Copy out each line of the rows below word for word, leaving out the pictures.

start Given records

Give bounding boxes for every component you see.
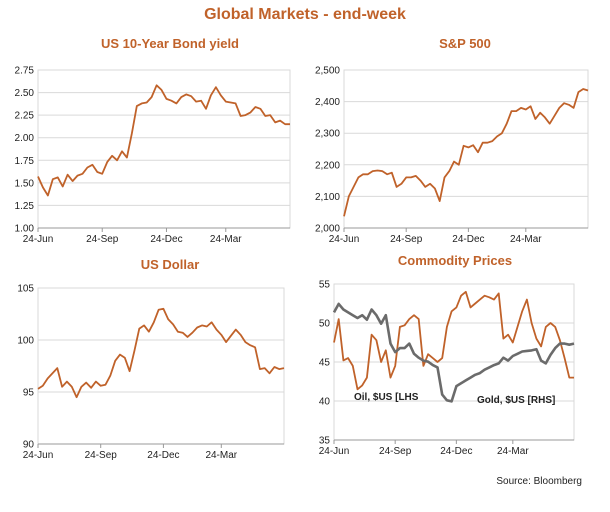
sp500-ytick-label: 2,500 [315, 66, 340, 77]
bond-ytick-label: 2.50 [15, 88, 35, 99]
commodities-ytick-label: 55 [319, 280, 331, 291]
commodities-ytick-label: 45 [319, 358, 331, 369]
sp500-xtick-label: 24-Jun [329, 234, 360, 245]
commodities-xtick-label: 24-Dec [440, 446, 472, 457]
usd-ytick-label: 105 [17, 284, 34, 295]
bond-xtick-label: 24-Sep [86, 234, 119, 245]
commodity-chart-title: Commodity Prices [397, 253, 513, 268]
sp500-series-line-0 [343, 88, 589, 217]
commodities-series-line-0 [333, 290, 574, 391]
page-title: Global Markets - end-week [204, 6, 406, 23]
bond-ytick-label: 2.75 [15, 66, 35, 77]
commodities-annotation: Oil, $US [LHS [354, 392, 419, 403]
commodities-xtick-label: 24-Sep [379, 446, 412, 457]
commodities-ytick-label: 35 [319, 436, 331, 447]
sp500-chart-title: S&P 500 [439, 36, 491, 51]
commodities-xtick-label: 24-Jun [319, 446, 350, 457]
source-note: Source: Bloomberg [496, 476, 582, 487]
bond-xtick-label: 24-Mar [210, 234, 242, 245]
sp500-xtick-label: 24-Sep [390, 234, 423, 245]
usd-xtick-label: 24-Jun [23, 450, 54, 461]
bond-ytick-label: 2.25 [15, 111, 35, 122]
bond-series-line-0 [37, 84, 290, 197]
usd-xtick-label: 24-Sep [85, 450, 118, 461]
bond-ytick-label: 1.00 [15, 224, 35, 235]
sp500-xtick-label: 24-Dec [452, 234, 484, 245]
sp500-ytick-label: 2,100 [315, 192, 340, 203]
sp500-ytick-label: 2,400 [315, 97, 340, 108]
bond-chart-title: US 10-Year Bond yield [101, 36, 239, 51]
sp500-ytick-label: 2,200 [315, 160, 340, 171]
usd-xtick-label: 24-Dec [147, 450, 179, 461]
sp500-ytick-label: 2,000 [315, 224, 340, 235]
sp500-xtick-label: 24-Mar [510, 234, 542, 245]
usd-ytick-label: 90 [23, 440, 35, 451]
bond-ytick-label: 1.75 [15, 156, 35, 167]
commodities-annotation: Gold, $US [RHS] [477, 395, 555, 406]
bond-ytick-label: 1.25 [15, 201, 35, 212]
commodities-ytick-label: 40 [319, 397, 331, 408]
usd-xtick-label: 24-Mar [205, 450, 237, 461]
commodities-ytick-label: 50 [319, 319, 331, 330]
usd-chart-title: US Dollar [140, 257, 200, 272]
bond-xtick-label: 24-Dec [150, 234, 182, 245]
bond-xtick-label: 24-Jun [23, 234, 54, 245]
bond-ytick-label: 1.50 [15, 178, 35, 189]
sp500-ytick-label: 2,300 [315, 129, 340, 140]
bond-ytick-label: 2.00 [15, 133, 35, 144]
commodities-series-line-1 [332, 302, 575, 403]
usd-series-line-0 [37, 307, 285, 399]
usd-ytick-label: 100 [17, 336, 34, 347]
usd-ytick-label: 95 [23, 388, 35, 399]
commodities-xtick-label: 24-Mar [497, 446, 529, 457]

end Given records

## Written solution:
Give bounding boxes for every component you see.
sp500-ytick-label: 2,500 [315, 66, 340, 77]
bond-ytick-label: 2.50 [15, 88, 35, 99]
commodities-ytick-label: 55 [319, 280, 331, 291]
commodities-ytick-label: 45 [319, 358, 331, 369]
sp500-xtick-label: 24-Jun [329, 234, 360, 245]
commodities-xtick-label: 24-Dec [440, 446, 472, 457]
usd-ytick-label: 105 [17, 284, 34, 295]
bond-xtick-label: 24-Sep [86, 234, 119, 245]
commodity-chart-title: Commodity Prices [397, 253, 513, 268]
sp500-series-line-0 [343, 88, 589, 217]
commodities-series-line-0 [333, 290, 574, 391]
page-title: Global Markets - end-week [204, 6, 406, 23]
bond-ytick-label: 2.75 [15, 66, 35, 77]
commodities-annotation: Oil, $US [LHS [354, 392, 419, 403]
commodities-xtick-label: 24-Sep [379, 446, 412, 457]
commodities-ytick-label: 35 [319, 436, 331, 447]
sp500-chart-title: S&P 500 [439, 36, 491, 51]
commodities-xtick-label: 24-Jun [319, 446, 350, 457]
source-note: Source: Bloomberg [496, 476, 582, 487]
bond-xtick-label: 24-Mar [210, 234, 242, 245]
sp500-xtick-label: 24-Sep [390, 234, 423, 245]
usd-xtick-label: 24-Jun [23, 450, 54, 461]
bond-ytick-label: 2.25 [15, 111, 35, 122]
bond-series-line-0 [37, 84, 290, 197]
usd-xtick-label: 24-Sep [85, 450, 118, 461]
bond-ytick-label: 1.00 [15, 224, 35, 235]
sp500-xtick-label: 24-Dec [452, 234, 484, 245]
sp500-ytick-label: 2,100 [315, 192, 340, 203]
sp500-ytick-label: 2,400 [315, 97, 340, 108]
bond-chart-title: US 10-Year Bond yield [101, 36, 239, 51]
sp500-ytick-label: 2,200 [315, 160, 340, 171]
usd-xtick-label: 24-Dec [147, 450, 179, 461]
sp500-ytick-label: 2,000 [315, 224, 340, 235]
sp500-xtick-label: 24-Mar [510, 234, 542, 245]
usd-ytick-label: 90 [23, 440, 35, 451]
bond-ytick-label: 1.75 [15, 156, 35, 167]
commodities-annotation: Gold, $US [RHS] [477, 395, 555, 406]
bond-ytick-label: 1.25 [15, 201, 35, 212]
commodities-ytick-label: 40 [319, 397, 331, 408]
usd-xtick-label: 24-Mar [205, 450, 237, 461]
commodities-ytick-label: 50 [319, 319, 331, 330]
usd-chart-title: US Dollar [140, 257, 200, 272]
bond-xtick-label: 24-Dec [150, 234, 182, 245]
bond-xtick-label: 24-Jun [23, 234, 54, 245]
bond-ytick-label: 1.50 [15, 178, 35, 189]
sp500-ytick-label: 2,300 [315, 129, 340, 140]
bond-ytick-label: 2.00 [15, 133, 35, 144]
commodities-series-line-1 [332, 302, 575, 403]
usd-series-line-0 [37, 307, 285, 399]
usd-ytick-label: 100 [17, 336, 34, 347]
usd-ytick-label: 95 [23, 388, 35, 399]
commodities-xtick-label: 24-Mar [497, 446, 529, 457]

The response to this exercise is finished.